Work through the data line by line, gathering every line that has the word "Taxes".

────────

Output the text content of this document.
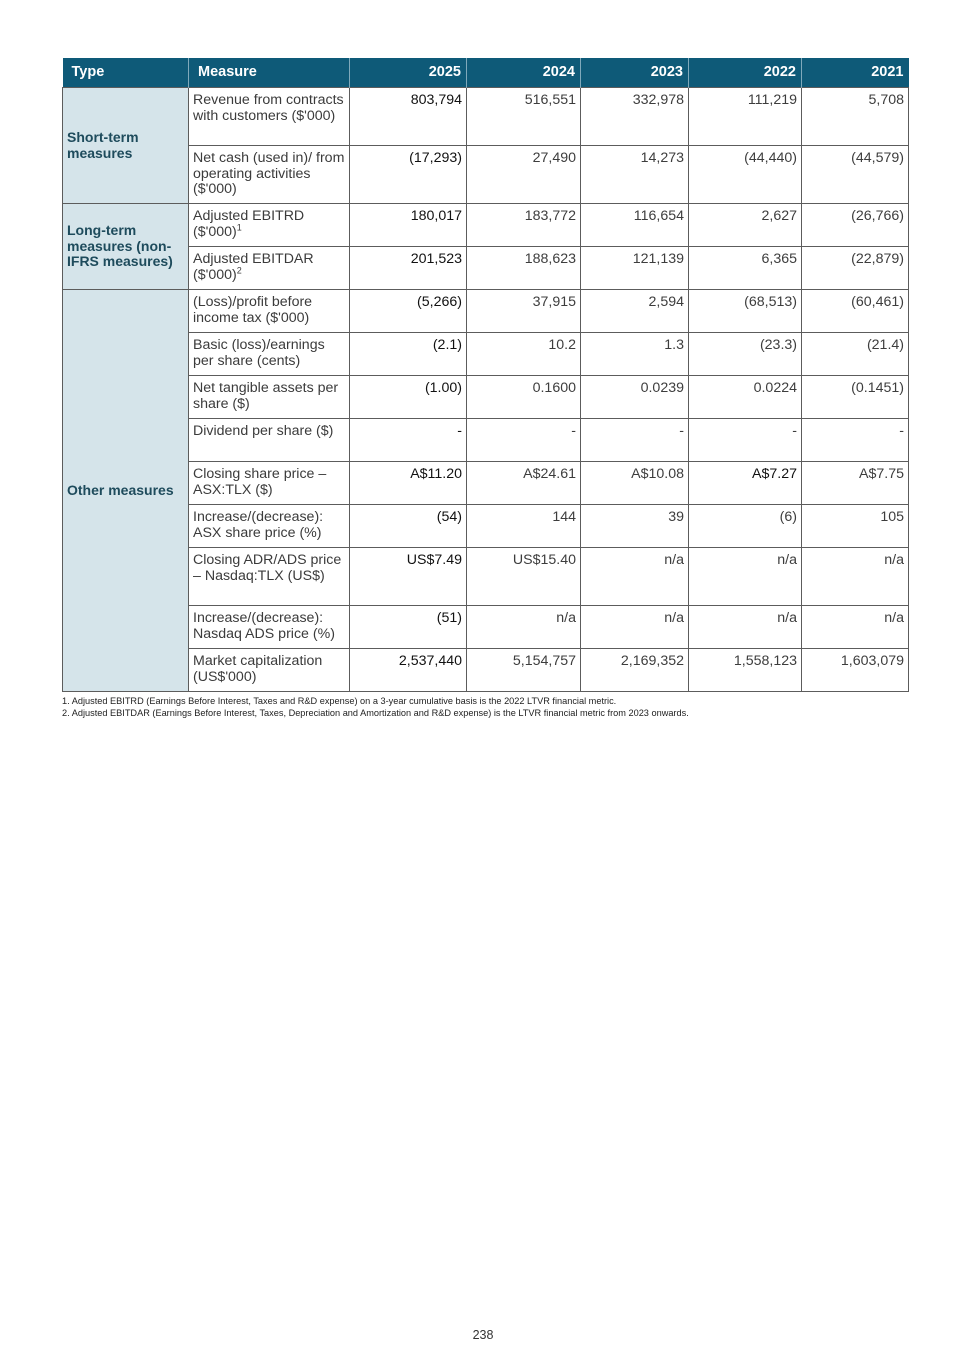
Type	Measure	2025	2024	2023	2022	2021
Short-term measures	Revenue from contracts with customers ($'000)	803,794	516,551	332,978	111,219	5,708
	Net cash (used in)/ from operating activities ($'000)	(17,293)	27,490	14,273	(44,440)	(44,579)
Long-term measures (non-IFRS measures)	Adjusted EBITRD ($'000)$^1$	180,017	183,772	116,654	2,627	(26,766)
	Adjusted EBITDAR ($'000)$^2$	201,523	188,623	121,139	6,365	(22,879)
Other measures	(Loss)/profit before income tax ($'000)	(5,266)	37,915	2,594	(68,513)	(60,461)
	Basic (loss)/earnings per share (cents)	(2.1)	10.2	1.3	(23.3)	(21.4)
	Net tangible assets per share ($)	(1.00)	0.1600	0.0239	0.0224	(0.1451)
	Dividend per share ($)	-	-	-	-	-
	Closing share price – ASX:TLX ($)	A$11.20	A$24.61	A$10.08	A$7.27	A$7.75
	Increase/(decrease): ASX share price (%)	(54)	144	39	(6)	105
	Closing ADR/ADS price – Nasdaq:TLX (US$)	US$7.49	US$15.40	n/a	n/a	n/a
	Increase/(decrease): Nasdaq ADS price (%)	(51)	n/a	n/a	n/a	n/a
	Market capitalization (US$'000)	2,537,440	5,154,757	2,169,352	1,558,123	1,603,079
1. Adjusted EBITRD (Earnings Before Interest, Taxes and R&D expense) on a 3-year cumulative basis is the 2022 LTVR financial metric.
2. Adjusted EBITDAR (Earnings Before Interest, Taxes, Depreciation and Amortization and R&D expense) is the LTVR financial metric from 2023 onwards.
238
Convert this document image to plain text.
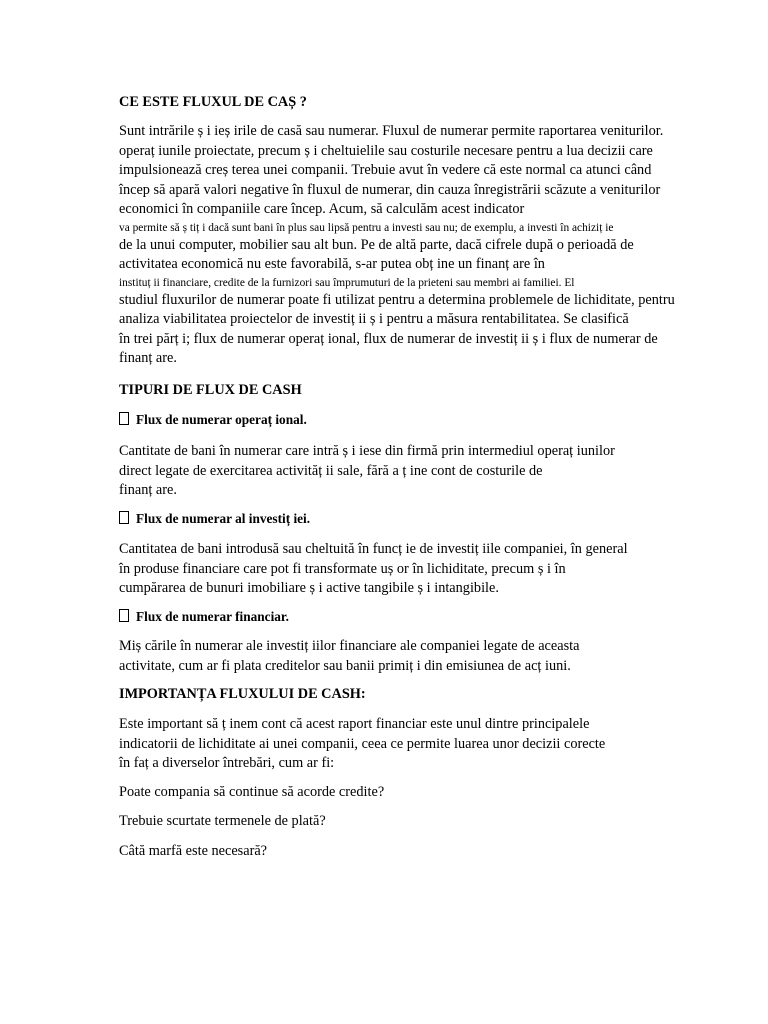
CE ESTE FLUXUL DE CAȘ ?
Sunt intrările ș i ieș irile de casă sau numerar. Fluxul de numerar permite raportarea veniturilor.
operaț iunile proiectate, precum ș i cheltuielile sau costurile necesare pentru a lua decizii care
impulsionează creș terea unei companii. Trebuie avut în vedere că este normal ca atunci când
încep să apară valori negative în fluxul de numerar, din cauza înregistrării scăzute a veniturilor
economici în companiile care încep. Acum, să calculăm acest indicator
va permite să ș tiț i dacă sunt bani în plus sau lipsă pentru a investi sau nu; de exemplu, a investi în achiziț ie
de la unui computer, mobilier sau alt bun. Pe de altă parte, dacă cifrele după o perioadă de
activitatea economică nu este favorabilă, s-ar putea obț ine un finanț are în
instituț ii financiare, credite de la furnizori sau împrumuturi de la prieteni sau membri ai familiei. El
studiul fluxurilor de numerar poate fi utilizat pentru a determina problemele de lichiditate, pentru
analiza viabilitatea proiectelor de investiț ii ș i pentru a măsura rentabilitatea. Se clasifică
în trei părț i; flux de numerar operaț ional, flux de numerar de investiț ii ș i flux de numerar de
finanț are.
TIPURI DE FLUX DE CASH
Flux de numerar operaț ional.
Cantitate de bani în numerar care intră ș i iese din firmă prin intermediul operaț iunilor
direct legate de exercitarea activităț ii sale, fără a ț ine cont de costurile de
finanț are.
Flux de numerar al investiț iei.
Cantitatea de bani introdusă sau cheltuită în funcț ie de investiț iile companiei, în general
în produse financiare care pot fi transformate uș or în lichiditate, precum ș i în
cumpărarea de bunuri imobiliare ș i active tangibile ș i intangibile.
Flux de numerar financiar.
Miș cările în numerar ale investiț iilor financiare ale companiei legate de aceasta
activitate, cum ar fi plata creditelor sau banii primiț i din emisiunea de acț iuni.
IMPORTANȚA FLUXULUI DE CASH:
Este important să ț inem cont că acest raport financiar este unul dintre principalele
indicatorii de lichiditate ai unei companii, ceea ce permite luarea unor decizii corecte
în faț a diverselor întrebări, cum ar fi:
Poate compania să continue să acorde credite?
Trebuie scurtate termenele de plată?
Câtă marfă este necesară?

────────

ANSWER TO THE EXERCISE:
1. Adjusted EBITRD (Earnings Before Interest, Taxes and R&D expense) on a 3-year cumulative basis is the 2022 LTVR financial metric.
2. Adjusted EBITDAR (Earnings Before Interest, Taxes, Depreciation and Amortization and R&D expense) is the LTVR financial metric from 2023 onwards.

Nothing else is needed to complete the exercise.